Give the data below again, word for word.

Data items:
·····

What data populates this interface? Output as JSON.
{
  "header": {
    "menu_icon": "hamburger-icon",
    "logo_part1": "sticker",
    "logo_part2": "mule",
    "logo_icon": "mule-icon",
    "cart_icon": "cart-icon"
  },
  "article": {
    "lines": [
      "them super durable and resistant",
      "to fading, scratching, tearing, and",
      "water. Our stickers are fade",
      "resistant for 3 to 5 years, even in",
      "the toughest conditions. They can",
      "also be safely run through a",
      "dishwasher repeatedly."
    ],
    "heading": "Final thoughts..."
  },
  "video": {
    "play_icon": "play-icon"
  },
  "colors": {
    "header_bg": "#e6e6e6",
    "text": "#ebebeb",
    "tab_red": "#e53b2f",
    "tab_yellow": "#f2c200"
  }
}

·····

▸ **Output for this exercise**
What data populates this interface? Output as JSON.
{
  "header": {
    "menu_icon": "hamburger-icon",
    "logo_part1": "sticker",
    "logo_part2": "mule",
    "logo_icon": "mule-icon",
    "cart_icon": "cart-icon"
  },
  "article": {
    "lines": [
      "them super durable and resistant",
      "to fading, scratching, tearing, and",
      "water. Our stickers are fade",
      "resistant for 3 to 5 years, even in",
      "the toughest conditions. They can",
      "also be safely run through a",
      "dishwasher repeatedly."
    ],
    "heading": "Final thoughts..."
  },
  "video": {
    "play_icon": "play-icon"
  },
  "colors": {
    "header_bg": "#e6e6e6",
    "text": "#ebebeb",
    "tab_red": "#e53b2f",
    "tab_yellow": "#f2c200"
  }
}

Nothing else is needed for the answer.